Written request – Determine which lines of the records include the word "text", and copy them.
══ Data excerpts
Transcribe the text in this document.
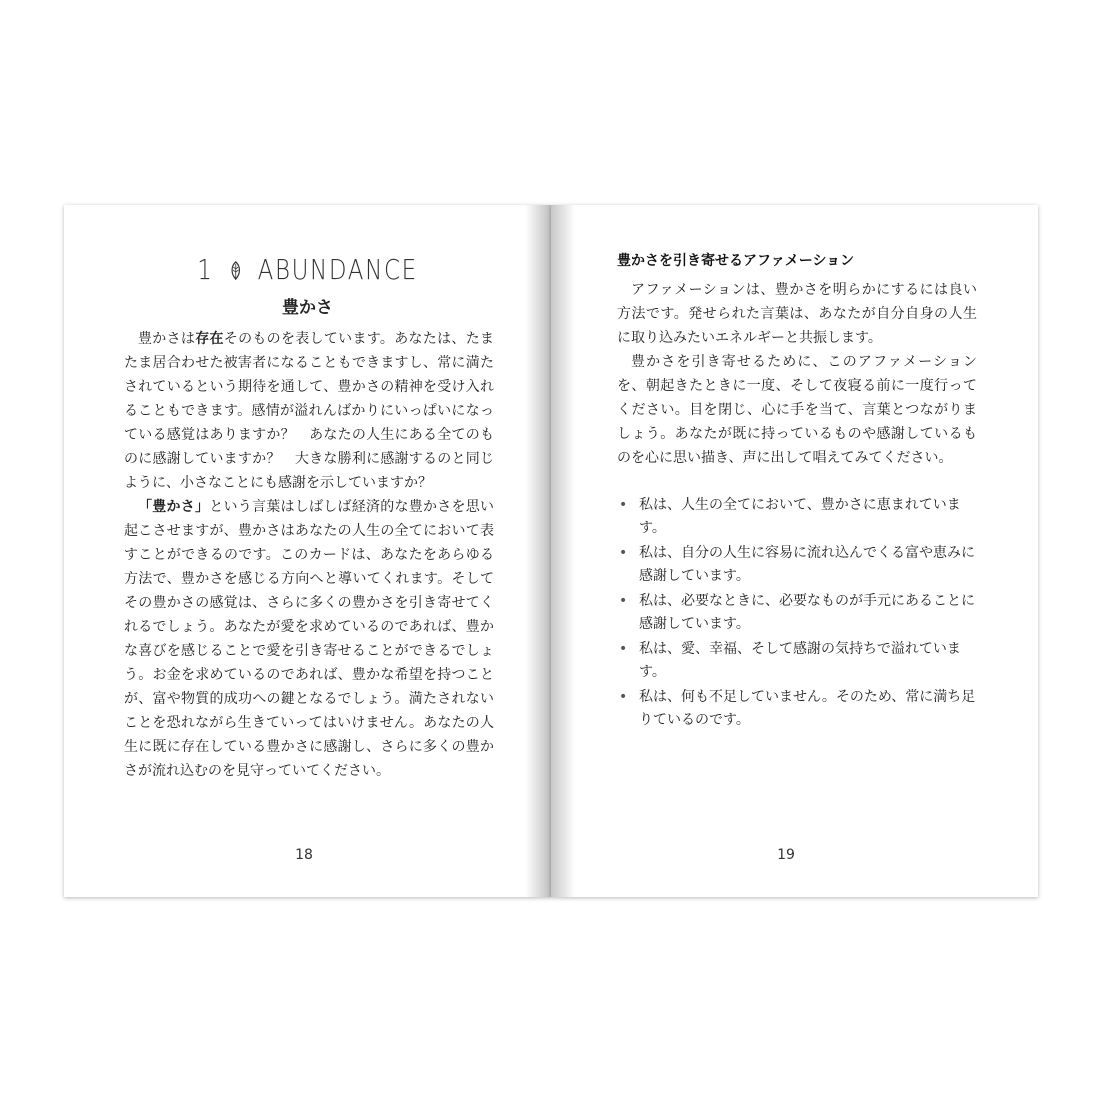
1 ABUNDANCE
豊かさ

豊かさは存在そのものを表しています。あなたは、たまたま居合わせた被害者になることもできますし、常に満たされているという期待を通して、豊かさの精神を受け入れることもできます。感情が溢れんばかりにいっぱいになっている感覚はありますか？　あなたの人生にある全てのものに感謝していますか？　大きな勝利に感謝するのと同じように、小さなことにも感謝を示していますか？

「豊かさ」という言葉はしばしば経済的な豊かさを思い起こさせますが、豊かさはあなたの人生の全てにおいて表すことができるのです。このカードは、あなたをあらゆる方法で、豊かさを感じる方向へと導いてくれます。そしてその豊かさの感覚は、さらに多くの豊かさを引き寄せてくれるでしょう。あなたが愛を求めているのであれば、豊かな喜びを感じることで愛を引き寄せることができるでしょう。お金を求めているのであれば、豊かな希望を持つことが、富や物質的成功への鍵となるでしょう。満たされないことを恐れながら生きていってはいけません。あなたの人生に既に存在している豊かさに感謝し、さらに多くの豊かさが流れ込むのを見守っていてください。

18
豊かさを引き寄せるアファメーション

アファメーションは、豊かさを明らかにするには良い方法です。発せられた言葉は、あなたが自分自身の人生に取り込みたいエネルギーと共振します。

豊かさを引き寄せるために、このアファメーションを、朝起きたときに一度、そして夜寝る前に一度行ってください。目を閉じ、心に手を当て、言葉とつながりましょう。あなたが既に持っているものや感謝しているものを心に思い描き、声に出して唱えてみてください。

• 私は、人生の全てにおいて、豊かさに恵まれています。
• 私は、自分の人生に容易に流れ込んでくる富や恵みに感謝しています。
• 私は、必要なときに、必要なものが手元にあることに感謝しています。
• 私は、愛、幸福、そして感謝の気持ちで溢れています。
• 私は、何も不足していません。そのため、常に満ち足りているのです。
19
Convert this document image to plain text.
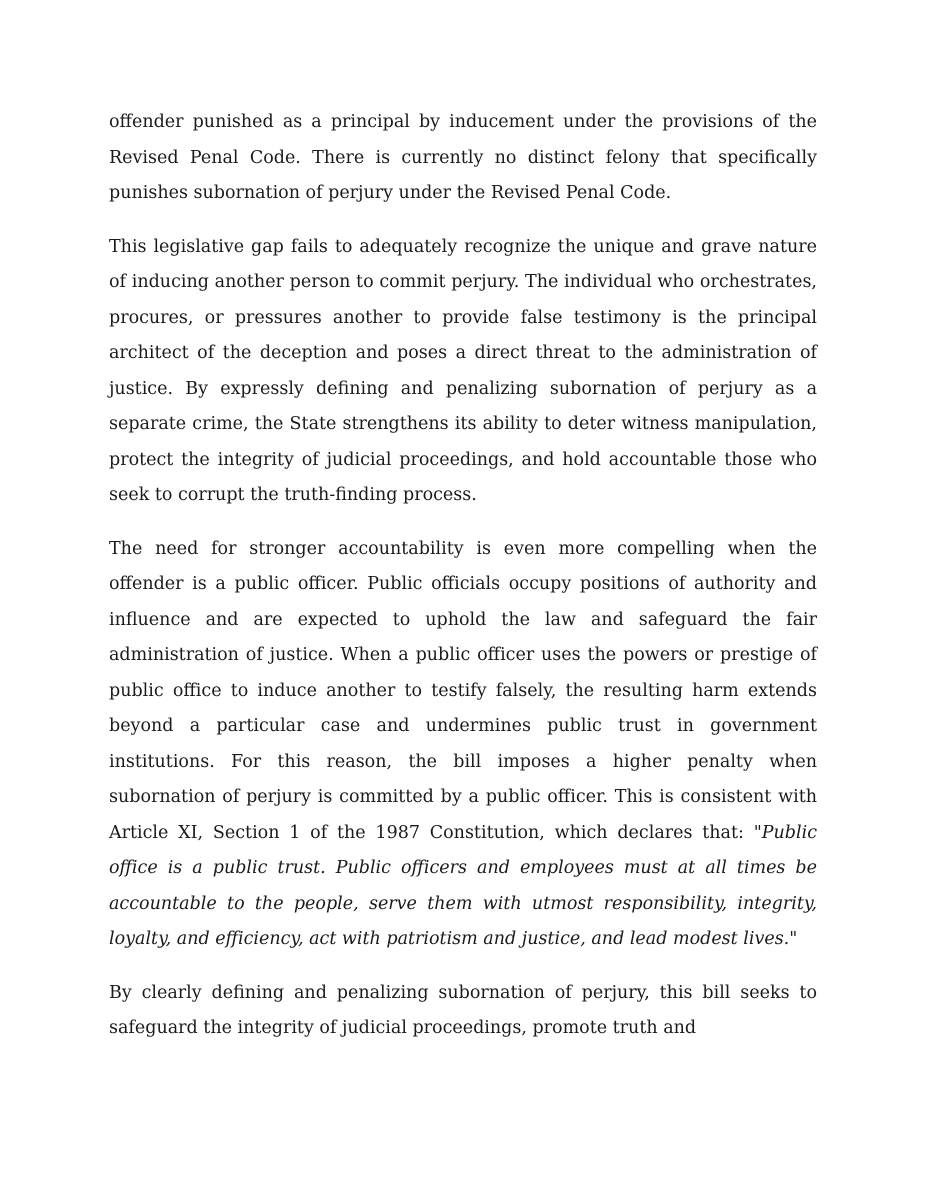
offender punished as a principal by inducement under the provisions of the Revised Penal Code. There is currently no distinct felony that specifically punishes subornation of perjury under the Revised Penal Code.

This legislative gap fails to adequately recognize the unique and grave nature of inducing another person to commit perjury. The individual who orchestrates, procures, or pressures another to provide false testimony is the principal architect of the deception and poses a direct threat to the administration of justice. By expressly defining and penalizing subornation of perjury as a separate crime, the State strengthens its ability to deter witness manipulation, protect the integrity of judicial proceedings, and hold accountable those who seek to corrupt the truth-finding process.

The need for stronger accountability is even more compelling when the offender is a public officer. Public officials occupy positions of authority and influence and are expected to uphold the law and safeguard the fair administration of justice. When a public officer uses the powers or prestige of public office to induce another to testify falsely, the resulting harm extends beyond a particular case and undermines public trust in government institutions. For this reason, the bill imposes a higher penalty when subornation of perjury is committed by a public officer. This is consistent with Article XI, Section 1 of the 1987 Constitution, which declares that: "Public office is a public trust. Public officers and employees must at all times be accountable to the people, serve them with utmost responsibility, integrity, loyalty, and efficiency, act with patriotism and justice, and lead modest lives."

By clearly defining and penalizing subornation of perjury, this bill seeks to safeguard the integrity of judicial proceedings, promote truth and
════
══ Data excerpts
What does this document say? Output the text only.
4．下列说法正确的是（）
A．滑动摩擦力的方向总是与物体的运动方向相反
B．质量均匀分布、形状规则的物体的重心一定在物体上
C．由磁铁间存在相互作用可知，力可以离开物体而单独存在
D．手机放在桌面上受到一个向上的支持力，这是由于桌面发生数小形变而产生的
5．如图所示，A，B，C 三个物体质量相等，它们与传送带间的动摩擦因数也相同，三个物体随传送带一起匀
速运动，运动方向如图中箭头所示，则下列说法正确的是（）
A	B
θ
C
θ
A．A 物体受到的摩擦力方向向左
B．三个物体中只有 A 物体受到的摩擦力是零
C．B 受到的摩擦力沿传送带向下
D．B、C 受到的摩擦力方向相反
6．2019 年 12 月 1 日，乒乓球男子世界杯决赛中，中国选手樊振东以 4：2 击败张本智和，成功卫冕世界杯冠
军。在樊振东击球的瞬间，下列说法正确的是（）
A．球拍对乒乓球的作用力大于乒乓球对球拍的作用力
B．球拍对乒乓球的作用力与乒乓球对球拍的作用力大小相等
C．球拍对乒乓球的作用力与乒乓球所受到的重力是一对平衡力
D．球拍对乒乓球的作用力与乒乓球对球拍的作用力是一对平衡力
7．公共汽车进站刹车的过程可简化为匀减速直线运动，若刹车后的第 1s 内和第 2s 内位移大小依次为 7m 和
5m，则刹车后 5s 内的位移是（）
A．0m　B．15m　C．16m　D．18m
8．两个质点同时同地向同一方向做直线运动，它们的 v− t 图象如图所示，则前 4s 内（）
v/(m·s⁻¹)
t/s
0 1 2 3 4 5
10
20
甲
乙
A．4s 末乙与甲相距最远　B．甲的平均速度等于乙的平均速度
════
Output for this exercise –
Transcribe the text in this document.
Convert this document image to plain text.
What does this document say? Output the text only.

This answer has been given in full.